Work required:
Extract the complete listing and repeat it word for word.
======
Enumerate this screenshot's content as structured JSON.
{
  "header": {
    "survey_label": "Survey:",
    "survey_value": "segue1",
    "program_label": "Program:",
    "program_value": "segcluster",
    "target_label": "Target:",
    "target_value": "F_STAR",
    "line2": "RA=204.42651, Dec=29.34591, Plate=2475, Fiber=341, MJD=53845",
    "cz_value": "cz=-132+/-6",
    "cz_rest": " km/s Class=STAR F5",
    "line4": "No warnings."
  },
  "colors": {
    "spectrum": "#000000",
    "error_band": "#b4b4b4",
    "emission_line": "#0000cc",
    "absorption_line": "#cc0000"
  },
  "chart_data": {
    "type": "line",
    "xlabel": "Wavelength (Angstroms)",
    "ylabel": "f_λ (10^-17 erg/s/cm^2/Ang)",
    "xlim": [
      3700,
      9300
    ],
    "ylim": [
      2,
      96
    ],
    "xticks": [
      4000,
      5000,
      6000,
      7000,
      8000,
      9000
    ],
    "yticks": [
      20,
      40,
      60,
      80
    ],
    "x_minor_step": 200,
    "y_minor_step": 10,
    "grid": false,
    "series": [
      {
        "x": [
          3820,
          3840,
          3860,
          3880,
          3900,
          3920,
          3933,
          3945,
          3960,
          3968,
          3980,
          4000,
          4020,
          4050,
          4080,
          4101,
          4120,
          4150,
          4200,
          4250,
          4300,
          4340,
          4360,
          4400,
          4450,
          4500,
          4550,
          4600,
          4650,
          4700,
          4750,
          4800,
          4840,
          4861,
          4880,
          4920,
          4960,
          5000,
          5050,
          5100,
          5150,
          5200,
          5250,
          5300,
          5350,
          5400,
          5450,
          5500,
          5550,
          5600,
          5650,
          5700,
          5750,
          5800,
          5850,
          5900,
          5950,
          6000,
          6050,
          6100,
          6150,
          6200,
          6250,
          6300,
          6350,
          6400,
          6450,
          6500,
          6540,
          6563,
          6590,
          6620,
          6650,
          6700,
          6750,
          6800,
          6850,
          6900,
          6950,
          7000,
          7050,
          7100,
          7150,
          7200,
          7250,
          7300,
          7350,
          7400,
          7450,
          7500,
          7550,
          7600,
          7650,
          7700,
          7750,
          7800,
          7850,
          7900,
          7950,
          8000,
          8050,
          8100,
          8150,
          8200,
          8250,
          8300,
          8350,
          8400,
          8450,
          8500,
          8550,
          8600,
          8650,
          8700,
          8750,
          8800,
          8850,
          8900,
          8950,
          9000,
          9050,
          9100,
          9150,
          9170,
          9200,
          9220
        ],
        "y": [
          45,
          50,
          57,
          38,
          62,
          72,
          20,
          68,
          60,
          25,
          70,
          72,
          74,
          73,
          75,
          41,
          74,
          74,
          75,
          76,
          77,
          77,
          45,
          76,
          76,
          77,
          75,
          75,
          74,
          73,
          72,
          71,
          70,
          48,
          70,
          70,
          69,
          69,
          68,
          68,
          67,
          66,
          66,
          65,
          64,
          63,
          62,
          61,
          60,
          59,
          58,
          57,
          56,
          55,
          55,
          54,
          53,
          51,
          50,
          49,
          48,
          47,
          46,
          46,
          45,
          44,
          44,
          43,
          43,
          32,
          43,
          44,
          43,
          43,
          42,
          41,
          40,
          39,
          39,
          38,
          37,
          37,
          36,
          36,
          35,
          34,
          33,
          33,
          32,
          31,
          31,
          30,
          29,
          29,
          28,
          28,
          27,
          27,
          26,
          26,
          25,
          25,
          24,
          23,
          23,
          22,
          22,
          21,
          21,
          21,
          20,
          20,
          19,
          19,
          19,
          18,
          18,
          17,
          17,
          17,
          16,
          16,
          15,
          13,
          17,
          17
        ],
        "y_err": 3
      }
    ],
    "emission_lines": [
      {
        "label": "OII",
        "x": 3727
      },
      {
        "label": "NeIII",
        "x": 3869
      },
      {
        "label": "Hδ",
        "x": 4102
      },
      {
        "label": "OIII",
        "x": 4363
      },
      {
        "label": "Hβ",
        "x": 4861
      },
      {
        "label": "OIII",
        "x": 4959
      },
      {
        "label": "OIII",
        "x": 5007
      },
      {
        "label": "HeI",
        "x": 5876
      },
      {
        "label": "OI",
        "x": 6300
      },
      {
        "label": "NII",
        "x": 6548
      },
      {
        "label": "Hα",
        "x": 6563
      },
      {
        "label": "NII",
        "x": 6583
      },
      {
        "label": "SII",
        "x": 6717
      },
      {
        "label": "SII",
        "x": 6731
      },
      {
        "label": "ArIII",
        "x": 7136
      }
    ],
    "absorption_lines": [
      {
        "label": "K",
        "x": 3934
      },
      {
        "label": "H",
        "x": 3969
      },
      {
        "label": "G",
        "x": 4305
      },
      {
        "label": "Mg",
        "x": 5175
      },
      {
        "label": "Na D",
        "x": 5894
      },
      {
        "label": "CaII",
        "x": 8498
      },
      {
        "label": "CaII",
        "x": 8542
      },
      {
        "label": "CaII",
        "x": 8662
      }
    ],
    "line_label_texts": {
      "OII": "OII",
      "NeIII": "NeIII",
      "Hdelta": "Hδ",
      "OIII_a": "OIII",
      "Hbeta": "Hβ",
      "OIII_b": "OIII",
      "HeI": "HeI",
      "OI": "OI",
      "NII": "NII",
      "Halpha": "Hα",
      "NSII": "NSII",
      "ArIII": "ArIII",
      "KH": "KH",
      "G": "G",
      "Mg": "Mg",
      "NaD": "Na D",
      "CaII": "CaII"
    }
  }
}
======
Task result:
Enumerate this screenshot's content as structured JSON.
{
  "header": {
    "survey_label": "Survey:",
    "survey_value": "segue1",
    "program_label": "Program:",
    "program_value": "segcluster",
    "target_label": "Target:",
    "target_value": "F_STAR",
    "line2": "RA=204.42651, Dec=29.34591, Plate=2475, Fiber=341, MJD=53845",
    "cz_value": "cz=-132+/-6",
    "cz_rest": " km/s Class=STAR F5",
    "line4": "No warnings."
  },
  "colors": {
    "spectrum": "#000000",
    "error_band": "#b4b4b4",
    "emission_line": "#0000cc",
    "absorption_line": "#cc0000"
  },
  "chart_data": {
    "type": "line",
    "xlabel": "Wavelength (Angstroms)",
    "ylabel": "f_λ (10^-17 erg/s/cm^2/Ang)",
    "xlim": [
      3700,
      9300
    ],
    "ylim": [
      2,
      96
    ],
    "xticks": [
      4000,
      5000,
      6000,
      7000,
      8000,
      9000
    ],
    "yticks": [
      20,
      40,
      60,
      80
    ],
    "x_minor_step": 200,
    "y_minor_step": 10,
    "grid": false,
    "series": [
      {
        "x": [
          3820,
          3840,
          3860,
          3880,
          3900,
          3920,
          3933,
          3945,
          3960,
          3968,
          3980,
          4000,
          4020,
          4050,
          4080,
          4101,
          4120,
          4150,
          4200,
          4250,
          4300,
          4340,
          4360,
          4400,
          4450,
          4500,
          4550,
          4600,
          4650,
          4700,
          4750,
          4800,
          4840,
          4861,
          4880,
          4920,
          4960,
          5000,
          5050,
          5100,
          5150,
          5200,
          5250,
          5300,
          5350,
          5400,
          5450,
          5500,
          5550,
          5600,
          5650,
          5700,
          5750,
          5800,
          5850,
          5900,
          5950,
          6000,
          6050,
          6100,
          6150,
          6200,
          6250,
          6300,
          6350,
          6400,
          6450,
          6500,
          6540,
          6563,
          6590,
          6620,
          6650,
          6700,
          6750,
          6800,
          6850,
          6900,
          6950,
          7000,
          7050,
          7100,
          7150,
          7200,
          7250,
          7300,
          7350,
          7400,
          7450,
          7500,
          7550,
          7600,
          7650,
          7700,
          7750,
          7800,
          7850,
          7900,
          7950,
          8000,
          8050,
          8100,
          8150,
          8200,
          8250,
          8300,
          8350,
          8400,
          8450,
          8500,
          8550,
          8600,
          8650,
          8700,
          8750,
          8800,
          8850,
          8900,
          8950,
          9000,
          9050,
          9100,
          9150,
          9170,
          9200,
          9220
        ],
        "y": [
          45,
          50,
          57,
          38,
          62,
          72,
          20,
          68,
          60,
          25,
          70,
          72,
          74,
          73,
          75,
          41,
          74,
          74,
          75,
          76,
          77,
          77,
          45,
          76,
          76,
          77,
          75,
          75,
          74,
          73,
          72,
          71,
          70,
          48,
          70,
          70,
          69,
          69,
          68,
          68,
          67,
          66,
          66,
          65,
          64,
          63,
          62,
          61,
          60,
          59,
          58,
          57,
          56,
          55,
          55,
          54,
          53,
          51,
          50,
          49,
          48,
          47,
          46,
          46,
          45,
          44,
          44,
          43,
          43,
          32,
          43,
          44,
          43,
          43,
          42,
          41,
          40,
          39,
          39,
          38,
          37,
          37,
          36,
          36,
          35,
          34,
          33,
          33,
          32,
          31,
          31,
          30,
          29,
          29,
          28,
          28,
          27,
          27,
          26,
          26,
          25,
          25,
          24,
          23,
          23,
          22,
          22,
          21,
          21,
          21,
          20,
          20,
          19,
          19,
          19,
          18,
          18,
          17,
          17,
          17,
          16,
          16,
          15,
          13,
          17,
          17
        ],
        "y_err": 3
      }
    ],
    "emission_lines": [
      {
        "label": "OII",
        "x": 3727
      },
      {
        "label": "NeIII",
        "x": 3869
      },
      {
        "label": "Hδ",
        "x": 4102
      },
      {
        "label": "OIII",
        "x": 4363
      },
      {
        "label": "Hβ",
        "x": 4861
      },
      {
        "label": "OIII",
        "x": 4959
      },
      {
        "label": "OIII",
        "x": 5007
      },
      {
        "label": "HeI",
        "x": 5876
      },
      {
        "label": "OI",
        "x": 6300
      },
      {
        "label": "NII",
        "x": 6548
      },
      {
        "label": "Hα",
        "x": 6563
      },
      {
        "label": "NII",
        "x": 6583
      },
      {
        "label": "SII",
        "x": 6717
      },
      {
        "label": "SII",
        "x": 6731
      },
      {
        "label": "ArIII",
        "x": 7136
      }
    ],
    "absorption_lines": [
      {
        "label": "K",
        "x": 3934
      },
      {
        "label": "H",
        "x": 3969
      },
      {
        "label": "G",
        "x": 4305
      },
      {
        "label": "Mg",
        "x": 5175
      },
      {
        "label": "Na D",
        "x": 5894
      },
      {
        "label": "CaII",
        "x": 8498
      },
      {
        "label": "CaII",
        "x": 8542
      },
      {
        "label": "CaII",
        "x": 8662
      }
    ],
    "line_label_texts": {
      "OII": "OII",
      "NeIII": "NeIII",
      "Hdelta": "Hδ",
      "OIII_a": "OIII",
      "Hbeta": "Hβ",
      "OIII_b": "OIII",
      "HeI": "HeI",
      "OI": "OI",
      "NII": "NII",
      "Halpha": "Hα",
      "NSII": "NSII",
      "ArIII": "ArIII",
      "KH": "KH",
      "G": "G",
      "Mg": "Mg",
      "NaD": "Na D",
      "CaII": "CaII"
    }
  }
}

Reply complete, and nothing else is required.